Write out each line of the material again, word for word.

/---

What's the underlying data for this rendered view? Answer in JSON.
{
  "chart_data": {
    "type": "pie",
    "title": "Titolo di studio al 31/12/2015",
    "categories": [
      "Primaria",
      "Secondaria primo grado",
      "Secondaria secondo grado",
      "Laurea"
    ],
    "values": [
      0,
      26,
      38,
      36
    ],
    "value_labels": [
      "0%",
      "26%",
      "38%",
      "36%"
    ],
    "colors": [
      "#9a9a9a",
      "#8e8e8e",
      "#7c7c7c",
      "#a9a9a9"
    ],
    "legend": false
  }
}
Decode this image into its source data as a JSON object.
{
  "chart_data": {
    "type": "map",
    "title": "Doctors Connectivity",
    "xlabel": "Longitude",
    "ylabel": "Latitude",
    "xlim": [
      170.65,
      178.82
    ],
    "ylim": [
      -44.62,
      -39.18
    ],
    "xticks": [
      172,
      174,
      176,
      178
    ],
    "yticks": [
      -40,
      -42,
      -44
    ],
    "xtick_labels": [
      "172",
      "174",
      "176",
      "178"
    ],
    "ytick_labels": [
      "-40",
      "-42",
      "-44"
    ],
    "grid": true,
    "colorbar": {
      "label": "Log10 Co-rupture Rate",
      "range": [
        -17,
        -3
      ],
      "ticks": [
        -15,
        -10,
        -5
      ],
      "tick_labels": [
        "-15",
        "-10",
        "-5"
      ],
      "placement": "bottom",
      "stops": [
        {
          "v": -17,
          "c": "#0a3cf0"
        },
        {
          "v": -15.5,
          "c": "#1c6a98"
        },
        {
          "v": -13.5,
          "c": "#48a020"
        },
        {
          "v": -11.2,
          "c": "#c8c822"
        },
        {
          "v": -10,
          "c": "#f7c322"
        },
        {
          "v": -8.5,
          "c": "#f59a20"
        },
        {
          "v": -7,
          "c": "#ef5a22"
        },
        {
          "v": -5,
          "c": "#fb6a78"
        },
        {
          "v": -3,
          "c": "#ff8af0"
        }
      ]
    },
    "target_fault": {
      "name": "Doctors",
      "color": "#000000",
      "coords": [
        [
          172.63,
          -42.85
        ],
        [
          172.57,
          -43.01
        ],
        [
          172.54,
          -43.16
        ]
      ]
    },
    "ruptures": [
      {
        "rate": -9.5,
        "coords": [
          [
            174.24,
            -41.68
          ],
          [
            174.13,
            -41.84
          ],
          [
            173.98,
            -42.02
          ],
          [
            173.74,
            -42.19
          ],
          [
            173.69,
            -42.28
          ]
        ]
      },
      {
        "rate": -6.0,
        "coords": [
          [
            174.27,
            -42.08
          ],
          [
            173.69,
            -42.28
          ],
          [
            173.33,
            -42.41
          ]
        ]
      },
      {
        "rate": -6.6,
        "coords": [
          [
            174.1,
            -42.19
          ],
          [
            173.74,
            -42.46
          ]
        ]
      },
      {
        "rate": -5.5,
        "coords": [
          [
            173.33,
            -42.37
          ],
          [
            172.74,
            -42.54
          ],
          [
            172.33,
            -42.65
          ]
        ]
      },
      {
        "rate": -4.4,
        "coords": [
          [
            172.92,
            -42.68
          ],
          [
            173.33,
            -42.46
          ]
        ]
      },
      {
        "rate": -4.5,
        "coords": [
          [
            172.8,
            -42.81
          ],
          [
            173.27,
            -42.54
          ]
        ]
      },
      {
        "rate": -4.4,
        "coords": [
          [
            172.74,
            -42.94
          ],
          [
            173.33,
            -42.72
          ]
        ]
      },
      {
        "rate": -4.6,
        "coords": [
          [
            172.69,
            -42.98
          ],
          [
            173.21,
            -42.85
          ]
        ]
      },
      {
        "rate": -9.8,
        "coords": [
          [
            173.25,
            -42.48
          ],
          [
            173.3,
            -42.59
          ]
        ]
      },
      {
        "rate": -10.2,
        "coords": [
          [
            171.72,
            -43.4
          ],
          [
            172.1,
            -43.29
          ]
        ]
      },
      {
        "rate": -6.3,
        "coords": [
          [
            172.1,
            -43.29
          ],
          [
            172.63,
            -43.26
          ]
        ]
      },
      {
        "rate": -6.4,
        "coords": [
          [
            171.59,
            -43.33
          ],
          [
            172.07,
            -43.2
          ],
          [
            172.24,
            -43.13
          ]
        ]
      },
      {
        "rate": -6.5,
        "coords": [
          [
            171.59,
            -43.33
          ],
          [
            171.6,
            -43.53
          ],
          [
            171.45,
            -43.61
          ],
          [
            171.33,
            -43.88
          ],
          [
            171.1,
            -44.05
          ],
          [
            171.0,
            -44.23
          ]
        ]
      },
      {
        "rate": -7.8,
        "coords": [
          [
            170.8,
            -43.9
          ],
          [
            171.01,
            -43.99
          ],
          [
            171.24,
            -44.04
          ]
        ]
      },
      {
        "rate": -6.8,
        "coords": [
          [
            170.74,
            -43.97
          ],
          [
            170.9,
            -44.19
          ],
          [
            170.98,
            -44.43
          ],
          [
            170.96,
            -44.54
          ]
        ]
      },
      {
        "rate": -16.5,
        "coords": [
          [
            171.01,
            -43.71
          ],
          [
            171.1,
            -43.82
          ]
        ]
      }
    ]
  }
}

\---

__RESULT OF THE EXERCISE__
What's the underlying data for this rendered view? Answer in JSON.
{
  "chart_data": {
    "type": "pie",
    "title": "Titolo di studio al 31/12/2015",
    "categories": [
      "Primaria",
      "Secondaria primo grado",
      "Secondaria secondo grado",
      "Laurea"
    ],
    "values": [
      0,
      26,
      38,
      36
    ],
    "value_labels": [
      "0%",
      "26%",
      "38%",
      "36%"
    ],
    "colors": [
      "#9a9a9a",
      "#8e8e8e",
      "#7c7c7c",
      "#a9a9a9"
    ],
    "legend": false
  }
}
Decode this image into its source data as a JSON object.
{
  "chart_data": {
    "type": "map",
    "title": "Doctors Connectivity",
    "xlabel": "Longitude",
    "ylabel": "Latitude",
    "xlim": [
      170.65,
      178.82
    ],
    "ylim": [
      -44.62,
      -39.18
    ],
    "xticks": [
      172,
      174,
      176,
      178
    ],
    "yticks": [
      -40,
      -42,
      -44
    ],
    "xtick_labels": [
      "172",
      "174",
      "176",
      "178"
    ],
    "ytick_labels": [
      "-40",
      "-42",
      "-44"
    ],
    "grid": true,
    "colorbar": {
      "label": "Log10 Co-rupture Rate",
      "range": [
        -17,
        -3
      ],
      "ticks": [
        -15,
        -10,
        -5
      ],
      "tick_labels": [
        "-15",
        "-10",
        "-5"
      ],
      "placement": "bottom",
      "stops": [
        {
          "v": -17,
          "c": "#0a3cf0"
        },
        {
          "v": -15.5,
          "c": "#1c6a98"
        },
        {
          "v": -13.5,
          "c": "#48a020"
        },
        {
          "v": -11.2,
          "c": "#c8c822"
        },
        {
          "v": -10,
          "c": "#f7c322"
        },
        {
          "v": -8.5,
          "c": "#f59a20"
        },
        {
          "v": -7,
          "c": "#ef5a22"
        },
        {
          "v": -5,
          "c": "#fb6a78"
        },
        {
          "v": -3,
          "c": "#ff8af0"
        }
      ]
    },
    "target_fault": {
      "name": "Doctors",
      "color": "#000000",
      "coords": [
        [
          172.63,
          -42.85
        ],
        [
          172.57,
          -43.01
        ],
        [
          172.54,
          -43.16
        ]
      ]
    },
    "ruptures": [
      {
        "rate": -9.5,
        "coords": [
          [
            174.24,
            -41.68
          ],
          [
            174.13,
            -41.84
          ],
          [
            173.98,
            -42.02
          ],
          [
            173.74,
            -42.19
          ],
          [
            173.69,
            -42.28
          ]
        ]
      },
      {
        "rate": -6.0,
        "coords": [
          [
            174.27,
            -42.08
          ],
          [
            173.69,
            -42.28
          ],
          [
            173.33,
            -42.41
          ]
        ]
      },
      {
        "rate": -6.6,
        "coords": [
          [
            174.1,
            -42.19
          ],
          [
            173.74,
            -42.46
          ]
        ]
      },
      {
        "rate": -5.5,
        "coords": [
          [
            173.33,
            -42.37
          ],
          [
            172.74,
            -42.54
          ],
          [
            172.33,
            -42.65
          ]
        ]
      },
      {
        "rate": -4.4,
        "coords": [
          [
            172.92,
            -42.68
          ],
          [
            173.33,
            -42.46
          ]
        ]
      },
      {
        "rate": -4.5,
        "coords": [
          [
            172.8,
            -42.81
          ],
          [
            173.27,
            -42.54
          ]
        ]
      },
      {
        "rate": -4.4,
        "coords": [
          [
            172.74,
            -42.94
          ],
          [
            173.33,
            -42.72
          ]
        ]
      },
      {
        "rate": -4.6,
        "coords": [
          [
            172.69,
            -42.98
          ],
          [
            173.21,
            -42.85
          ]
        ]
      },
      {
        "rate": -9.8,
        "coords": [
          [
            173.25,
            -42.48
          ],
          [
            173.3,
            -42.59
          ]
        ]
      },
      {
        "rate": -10.2,
        "coords": [
          [
            171.72,
            -43.4
          ],
          [
            172.1,
            -43.29
          ]
        ]
      },
      {
        "rate": -6.3,
        "coords": [
          [
            172.1,
            -43.29
          ],
          [
            172.63,
            -43.26
          ]
        ]
      },
      {
        "rate": -6.4,
        "coords": [
          [
            171.59,
            -43.33
          ],
          [
            172.07,
            -43.2
          ],
          [
            172.24,
            -43.13
          ]
        ]
      },
      {
        "rate": -6.5,
        "coords": [
          [
            171.59,
            -43.33
          ],
          [
            171.6,
            -43.53
          ],
          [
            171.45,
            -43.61
          ],
          [
            171.33,
            -43.88
          ],
          [
            171.1,
            -44.05
          ],
          [
            171.0,
            -44.23
          ]
        ]
      },
      {
        "rate": -7.8,
        "coords": [
          [
            170.8,
            -43.9
          ],
          [
            171.01,
            -43.99
          ],
          [
            171.24,
            -44.04
          ]
        ]
      },
      {
        "rate": -6.8,
        "coords": [
          [
            170.74,
            -43.97
          ],
          [
            170.9,
            -44.19
          ],
          [
            170.98,
            -44.43
          ],
          [
            170.96,
            -44.54
          ]
        ]
      },
      {
        "rate": -16.5,
        "coords": [
          [
            171.01,
            -43.71
          ],
          [
            171.1,
            -43.82
          ]
        ]
      }
    ]
  }
}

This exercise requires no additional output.